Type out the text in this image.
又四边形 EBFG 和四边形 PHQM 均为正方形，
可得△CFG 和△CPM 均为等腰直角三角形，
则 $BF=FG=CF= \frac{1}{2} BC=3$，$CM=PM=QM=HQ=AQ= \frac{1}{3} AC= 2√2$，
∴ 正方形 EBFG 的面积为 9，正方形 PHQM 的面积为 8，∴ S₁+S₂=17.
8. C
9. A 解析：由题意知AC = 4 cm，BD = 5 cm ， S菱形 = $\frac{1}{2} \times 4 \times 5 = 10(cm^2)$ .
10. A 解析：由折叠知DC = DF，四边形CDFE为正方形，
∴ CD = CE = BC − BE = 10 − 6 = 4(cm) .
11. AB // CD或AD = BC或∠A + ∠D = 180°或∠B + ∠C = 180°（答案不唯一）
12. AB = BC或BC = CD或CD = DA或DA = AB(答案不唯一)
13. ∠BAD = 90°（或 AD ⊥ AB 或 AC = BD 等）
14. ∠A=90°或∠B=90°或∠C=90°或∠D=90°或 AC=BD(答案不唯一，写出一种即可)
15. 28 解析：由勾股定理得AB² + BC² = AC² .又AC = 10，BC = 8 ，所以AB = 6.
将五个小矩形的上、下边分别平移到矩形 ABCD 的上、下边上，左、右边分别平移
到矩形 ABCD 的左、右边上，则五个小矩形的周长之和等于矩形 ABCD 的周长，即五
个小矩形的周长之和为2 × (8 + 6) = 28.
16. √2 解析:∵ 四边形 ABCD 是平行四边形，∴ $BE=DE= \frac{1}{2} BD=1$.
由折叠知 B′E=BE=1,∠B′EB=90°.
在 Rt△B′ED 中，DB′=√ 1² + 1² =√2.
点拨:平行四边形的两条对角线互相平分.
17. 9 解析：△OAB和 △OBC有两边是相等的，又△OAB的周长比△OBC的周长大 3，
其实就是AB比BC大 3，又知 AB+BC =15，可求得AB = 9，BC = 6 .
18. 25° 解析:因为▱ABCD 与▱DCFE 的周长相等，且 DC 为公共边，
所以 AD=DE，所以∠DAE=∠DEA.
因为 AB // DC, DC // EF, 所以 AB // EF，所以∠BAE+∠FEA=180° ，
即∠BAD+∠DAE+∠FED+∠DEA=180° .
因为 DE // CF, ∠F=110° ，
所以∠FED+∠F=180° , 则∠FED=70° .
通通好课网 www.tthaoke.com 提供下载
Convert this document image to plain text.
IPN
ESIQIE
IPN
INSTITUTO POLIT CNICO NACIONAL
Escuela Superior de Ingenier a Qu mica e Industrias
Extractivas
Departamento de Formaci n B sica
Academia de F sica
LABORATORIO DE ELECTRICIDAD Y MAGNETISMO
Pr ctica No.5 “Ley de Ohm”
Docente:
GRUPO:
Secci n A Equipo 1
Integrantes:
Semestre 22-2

....

Write out every entry verbatim.

Type out the text in this image.
又四边形 EBFG 和四边形 PHQM 均为正方形，
可得△CFG 和△CPM 均为等腰直角三角形，
则 $BF=FG=CF= \frac{1}{2} BC=3$，$CM=PM=QM=HQ=AQ= \frac{1}{3} AC= 2√2$，
∴ 正方形 EBFG 的面积为 9，正方形 PHQM 的面积为 8，∴ S₁+S₂=17.
8. C
9. A 解析：由题意知AC = 4 cm，BD = 5 cm ， S菱形 = $\frac{1}{2} \times 4 \times 5 = 10(cm^2)$ .
10. A 解析：由折叠知DC = DF，四边形CDFE为正方形，
∴ CD = CE = BC − BE = 10 − 6 = 4(cm) .
11. AB // CD或AD = BC或∠A + ∠D = 180°或∠B + ∠C = 180°（答案不唯一）
12. AB = BC或BC = CD或CD = DA或DA = AB(答案不唯一)
13. ∠BAD = 90°（或 AD ⊥ AB 或 AC = BD 等）
14. ∠A=90°或∠B=90°或∠C=90°或∠D=90°或 AC=BD(答案不唯一，写出一种即可)
15. 28 解析：由勾股定理得AB² + BC² = AC² .又AC = 10，BC = 8 ，所以AB = 6.
将五个小矩形的上、下边分别平移到矩形 ABCD 的上、下边上，左、右边分别平移
到矩形 ABCD 的左、右边上，则五个小矩形的周长之和等于矩形 ABCD 的周长，即五
个小矩形的周长之和为2 × (8 + 6) = 28.
16. √2 解析:∵ 四边形 ABCD 是平行四边形，∴ $BE=DE= \frac{1}{2} BD=1$.
由折叠知 B′E=BE=1,∠B′EB=90°.
在 Rt△B′ED 中，DB′=√ 1² + 1² =√2.
点拨:平行四边形的两条对角线互相平分.
17. 9 解析：△OAB和 △OBC有两边是相等的，又△OAB的周长比△OBC的周长大 3，
其实就是AB比BC大 3，又知 AB+BC =15，可求得AB = 9，BC = 6 .
18. 25° 解析:因为▱ABCD 与▱DCFE 的周长相等，且 DC 为公共边，
所以 AD=DE，所以∠DAE=∠DEA.
因为 AB // DC, DC // EF, 所以 AB // EF，所以∠BAE+∠FEA=180° ，
即∠BAD+∠DAE+∠FED+∠DEA=180° .
因为 DE // CF, ∠F=110° ，
所以∠FED+∠F=180° , 则∠FED=70° .
通通好课网 www.tthaoke.com 提供下载
Convert this document image to plain text.
IPN
ESIQIE
IPN
INSTITUTO POLIT CNICO NACIONAL
Escuela Superior de Ingenier a Qu mica e Industrias
Extractivas
Departamento de Formaci n B sica
Academia de F sica
LABORATORIO DE ELECTRICIDAD Y MAGNETISMO
Pr ctica No.5 “Ley de Ohm”
Docente:
GRUPO:
Secci n A Equipo 1
Integrantes:
Semestre 22-2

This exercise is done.